### [Provided text]

▼

Question Number 116590 by bemath last updated on 05/Oct/20
$$\:\int\:\frac{\sqrt{\mathrm{x}}}{\mathrm{1}+\mathrm{x}^{\mathrm{3}} }\:\mathrm{dx}\:=? \\ $$
Answered by Olaf last updated on 05/Oct/20
$${u}\:=\:{x}^{\mathrm{3}/\mathrm{2}} ,\:{du}\:=\:\frac{\mathrm{3}}{\mathrm{2}}\sqrt{{x}}{dx}\:=\:\frac{\mathrm{3}}{\mathrm{2}}{u}^{\mathrm{1}/\mathrm{3}} {dx} \\ $$$$\int\frac{{u}^{\mathrm{1}/\mathrm{3}} }{\mathrm{1}+{u}^{\mathrm{2}} }.\frac{\mathrm{2}}{\mathrm{3}}.\frac{{du}}{{u}^{\mathrm{1}/\mathrm{3}} }\:=\:\frac{\mathrm{2}}{\mathrm{3}}\mathrm{arctan}{u}\:=\:\frac{\mathrm{2}}{\mathrm{3}}\mathrm{arctan}\left({x}^{\mathrm{3}/\mathrm{2}} \right) \\ $$
Commented by bemath last updated on 05/Oct/20
$$\mathrm{thank}\:\mathrm{you}\:\mathrm{sir} \\ $$
Answered by Dwaipayan Shikari last updated on 05/Oct/20
$$\int\frac{\sqrt{\mathrm{x}}}{\mathrm{1}+\mathrm{x}^{\mathrm{3}} }\mathrm{dx}=\int\frac{\mathrm{2t}^{\mathrm{2}} \mathrm{dt}}{\mathrm{1}+\left(\mathrm{t}^{\mathrm{3}} \right)^{\mathrm{2}} } \\ $$$$=\frac{\mathrm{2}}{\mathrm{3}}\int\frac{\mathrm{du}}{\mathrm{1}+\mathrm{u}^{\mathrm{2}} }\:\:\:\:\:\:\:\:\:\:\:\:\:\:\:\:\:\mathrm{t}^{\mathrm{3}} =\mathrm{u} \\ $$$$=\frac{\mathrm{2}}{\mathrm{3}}\mathrm{tan}^{−\mathrm{1}} \mathrm{u}+\mathrm{C}=\frac{\mathrm{2}}{\mathrm{3}}\mathrm{tan}^{−\mathrm{1}} \mathrm{x}^{\frac{\mathrm{3}}{\mathrm{2}}} +\mathrm{C} \\ $$

▲

### [Dataset extract]
▼

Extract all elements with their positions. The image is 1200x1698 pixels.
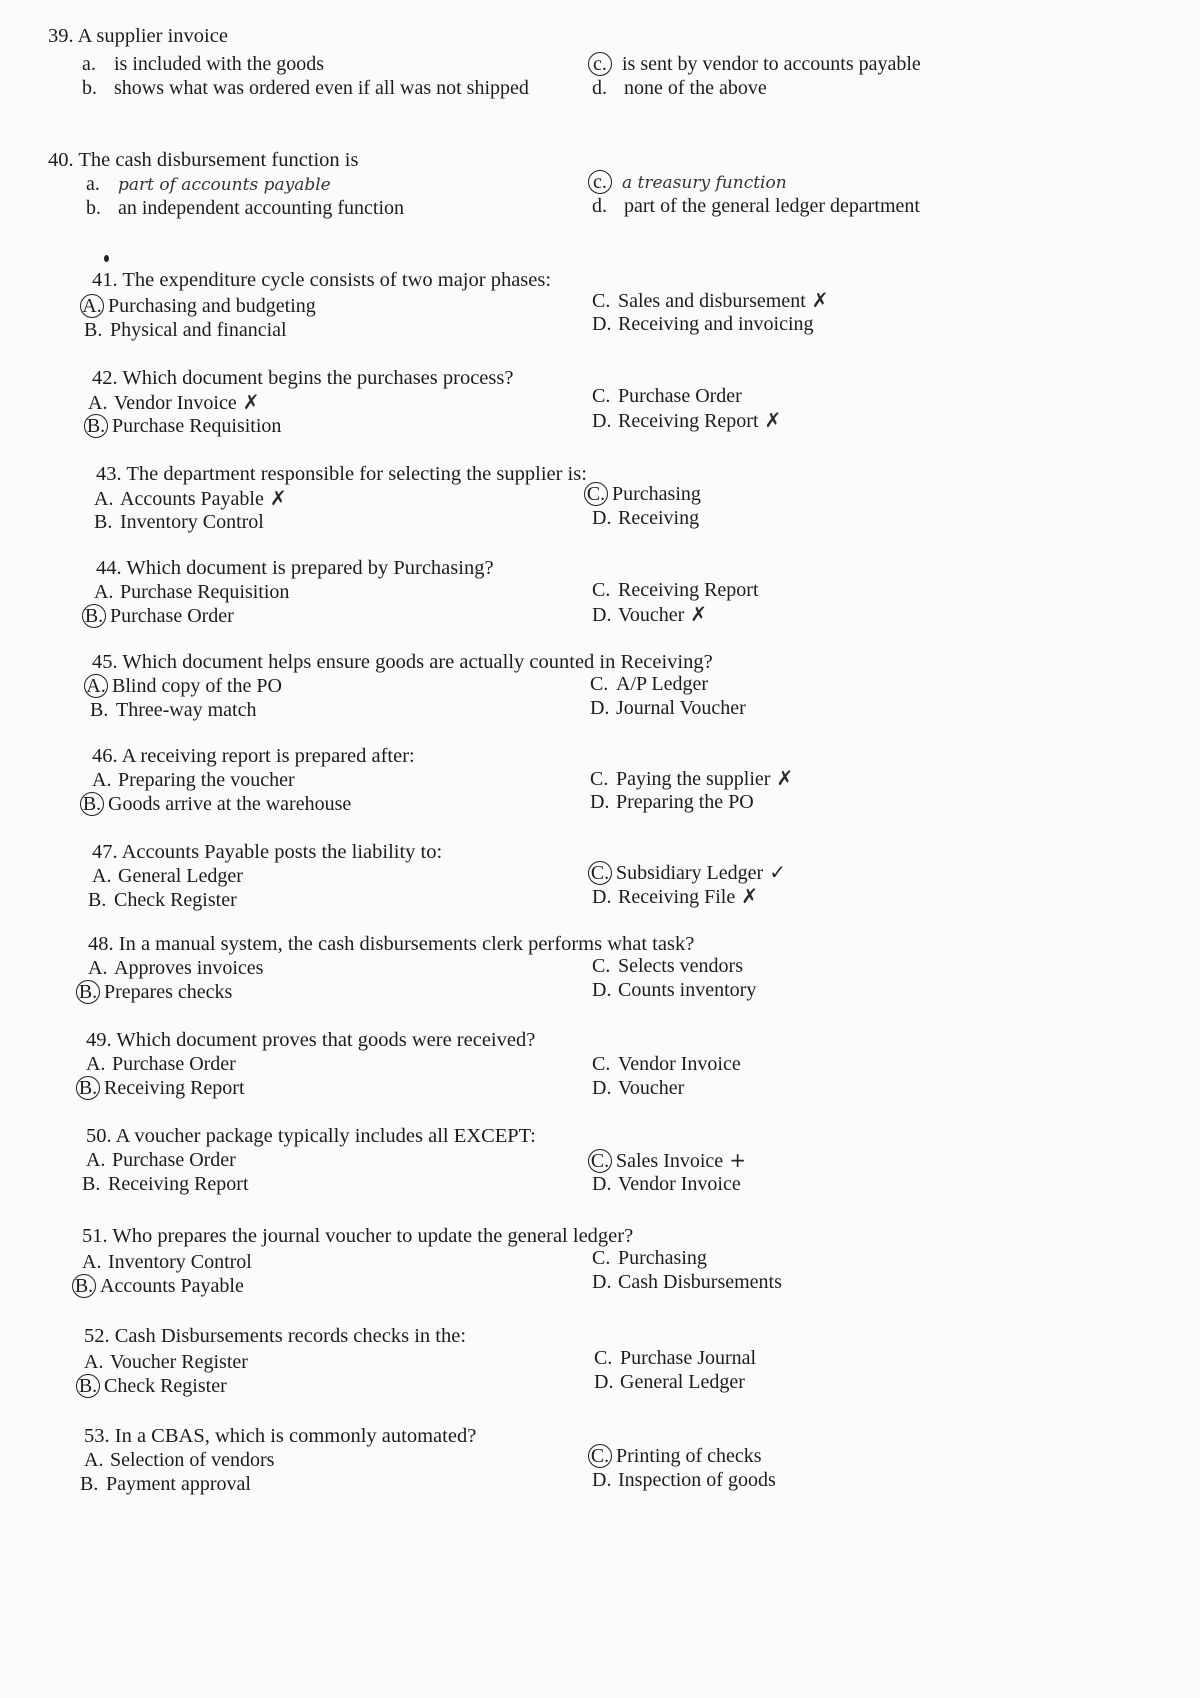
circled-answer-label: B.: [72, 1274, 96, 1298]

▲

### [Given request]
From the integration thread, give every post in order, each with its kind (question, answer or comment) and the name of its poster.

### [Solution]
1. Question by bemath
2. Answer by Olaf
3. Comment by bemath
4. Answer by Dwaipayan Shikari